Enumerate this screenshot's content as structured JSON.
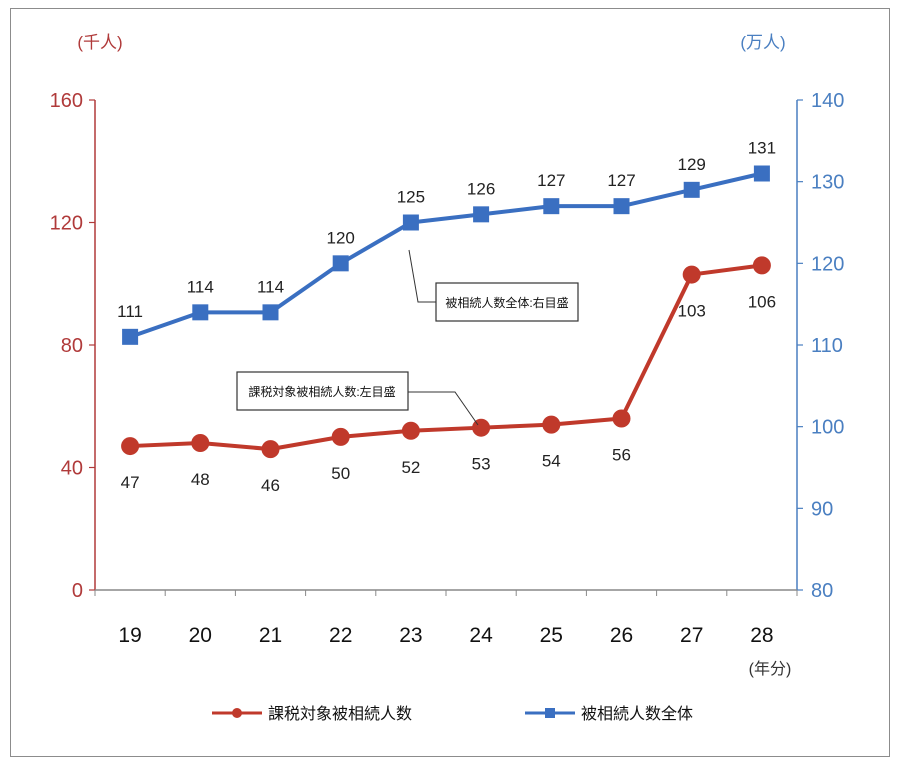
{
  "chart_data": {
    "type": "line",
    "categories": [
      "19",
      "20",
      "21",
      "22",
      "23",
      "24",
      "25",
      "26",
      "27",
      "28"
    ],
    "x_unit": "(年分)",
    "left_axis": {
      "unit": "(千人)",
      "ylim": [
        0,
        160
      ],
      "ticks": [
        "0",
        "40",
        "80",
        "120",
        "160"
      ],
      "color": "#B03A3A"
    },
    "right_axis": {
      "unit": "(万人)",
      "ylim": [
        80,
        140
      ],
      "ticks": [
        "80",
        "90",
        "100",
        "110",
        "120",
        "130",
        "140"
      ],
      "color": "#4A7FC1"
    },
    "series": [
      {
        "name": "課税対象被相続人数",
        "axis": "left",
        "color": "#C0392B",
        "marker": "circle",
        "values": [
          47,
          48,
          46,
          50,
          52,
          53,
          54,
          56,
          103,
          106
        ],
        "callout": "課税対象被相続人数:左目盛"
      },
      {
        "name": "被相続人数全体",
        "axis": "right",
        "color": "#3A6FC1",
        "marker": "square",
        "values": [
          111,
          114,
          114,
          120,
          125,
          126,
          127,
          127,
          129,
          131
        ],
        "callout": "被相続人数全体:右目盛"
      }
    ],
    "legend_position": "bottom",
    "grid": false
  }
}
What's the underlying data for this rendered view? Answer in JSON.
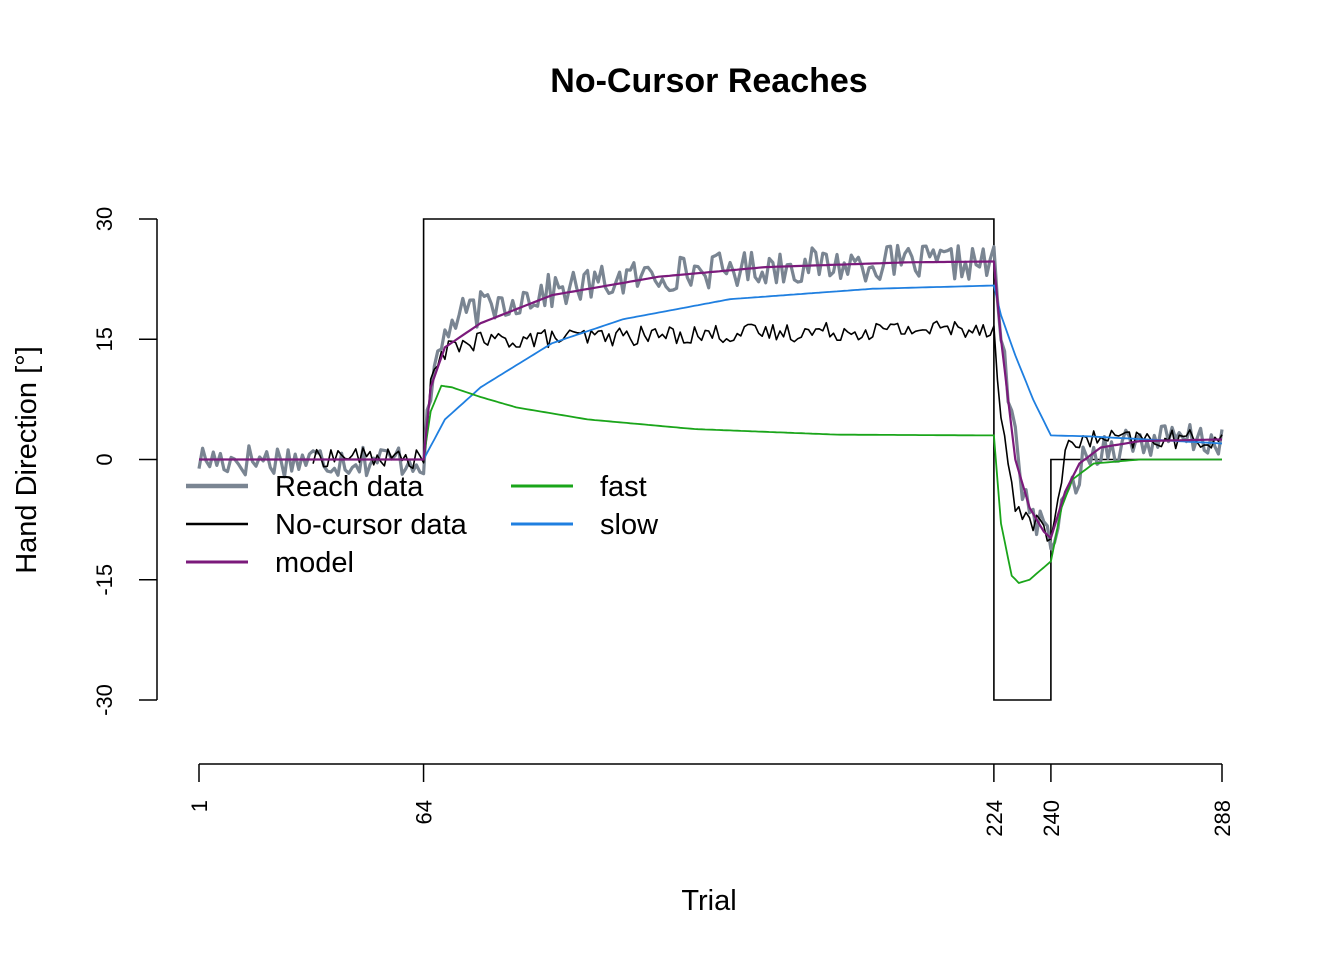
{
  "chart_data": {
    "type": "line",
    "title": "No-Cursor Reaches",
    "xlabel": "Trial",
    "ylabel": "Hand Direction [°]",
    "xlim": [
      1,
      288
    ],
    "ylim": [
      -30,
      30
    ],
    "x_ticks": [
      1,
      64,
      224,
      240,
      288
    ],
    "x_tick_labels": [
      "1",
      "64",
      "224",
      "240",
      "288"
    ],
    "y_ticks": [
      -30,
      -15,
      0,
      15,
      30
    ],
    "y_tick_labels": [
      "-30",
      "-15",
      "0",
      "15",
      "30"
    ],
    "grid": false,
    "legend_position": "left, below zero line",
    "perturbation": {
      "name": "schedule",
      "color": "#000000",
      "points": [
        [
          64,
          0
        ],
        [
          64,
          30
        ],
        [
          224,
          30
        ],
        [
          224,
          -30
        ],
        [
          240,
          -30
        ],
        [
          240,
          0
        ],
        [
          288,
          0
        ]
      ]
    },
    "series": [
      {
        "name": "Reach data",
        "color": "#7a8592",
        "anchors": [
          [
            1,
            0
          ],
          [
            64,
            0
          ],
          [
            65,
            4
          ],
          [
            67,
            11
          ],
          [
            70,
            16
          ],
          [
            75,
            18
          ],
          [
            85,
            19.5
          ],
          [
            100,
            21
          ],
          [
            120,
            22.5
          ],
          [
            140,
            23.5
          ],
          [
            160,
            24
          ],
          [
            190,
            24.5
          ],
          [
            224,
            24.5
          ],
          [
            225,
            20
          ],
          [
            228,
            8
          ],
          [
            232,
            -3
          ],
          [
            236,
            -8
          ],
          [
            240,
            -10
          ],
          [
            244,
            -6
          ],
          [
            248,
            -1
          ],
          [
            254,
            1.5
          ],
          [
            262,
            2.2
          ],
          [
            288,
            2.5
          ]
        ],
        "noise_amplitude": 2.2
      },
      {
        "name": "No-cursor data",
        "color": "#000000",
        "anchors": [
          [
            1,
            0
          ],
          [
            33,
            0
          ],
          [
            40,
            0.5
          ],
          [
            64,
            0
          ],
          [
            66,
            9
          ],
          [
            69,
            13
          ],
          [
            74,
            14.5
          ],
          [
            90,
            15
          ],
          [
            130,
            15.5
          ],
          [
            180,
            16
          ],
          [
            224,
            16.5
          ],
          [
            226,
            5
          ],
          [
            230,
            -6
          ],
          [
            236,
            -8
          ],
          [
            240,
            -10
          ],
          [
            244,
            1
          ],
          [
            250,
            2.5
          ],
          [
            288,
            2.5
          ]
        ],
        "noise_amplitude": 1.2
      },
      {
        "name": "model",
        "color": "#7b1a7b",
        "anchors": [
          [
            1,
            0
          ],
          [
            64,
            0
          ],
          [
            66,
            9
          ],
          [
            70,
            14
          ],
          [
            80,
            17
          ],
          [
            100,
            20.5
          ],
          [
            130,
            22.8
          ],
          [
            160,
            24
          ],
          [
            200,
            24.6
          ],
          [
            224,
            24.7
          ],
          [
            226,
            15
          ],
          [
            230,
            0
          ],
          [
            234,
            -6
          ],
          [
            238,
            -9
          ],
          [
            240,
            -9.8
          ],
          [
            244,
            -4
          ],
          [
            248,
            -0.5
          ],
          [
            254,
            1.5
          ],
          [
            265,
            2.3
          ],
          [
            288,
            2.5
          ]
        ]
      },
      {
        "name": "fast",
        "color": "#1aa51a",
        "anchors": [
          [
            1,
            0
          ],
          [
            64,
            0
          ],
          [
            66,
            6
          ],
          [
            69,
            9.2
          ],
          [
            72,
            9
          ],
          [
            80,
            7.8
          ],
          [
            90,
            6.5
          ],
          [
            110,
            5
          ],
          [
            140,
            3.8
          ],
          [
            180,
            3.1
          ],
          [
            224,
            3
          ],
          [
            226,
            -8
          ],
          [
            229,
            -14.5
          ],
          [
            231,
            -15.4
          ],
          [
            234,
            -15
          ],
          [
            240,
            -12.7
          ],
          [
            243,
            -6
          ],
          [
            246,
            -2.5
          ],
          [
            252,
            -0.5
          ],
          [
            265,
            0
          ],
          [
            288,
            0
          ]
        ]
      },
      {
        "name": "slow",
        "color": "#1f7fe0",
        "anchors": [
          [
            1,
            0
          ],
          [
            64,
            0
          ],
          [
            70,
            5
          ],
          [
            80,
            9
          ],
          [
            100,
            14.5
          ],
          [
            120,
            17.5
          ],
          [
            150,
            20
          ],
          [
            190,
            21.3
          ],
          [
            224,
            21.7
          ],
          [
            226,
            18
          ],
          [
            230,
            13
          ],
          [
            235,
            7.5
          ],
          [
            240,
            3
          ],
          [
            250,
            2.9
          ],
          [
            288,
            2
          ]
        ]
      }
    ]
  }
}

◆ ◆ ◆

■ Exercise
How many lines of the listing above include the word "課税対象被相続人数"? State the number and nothing else.

■ Task answer
2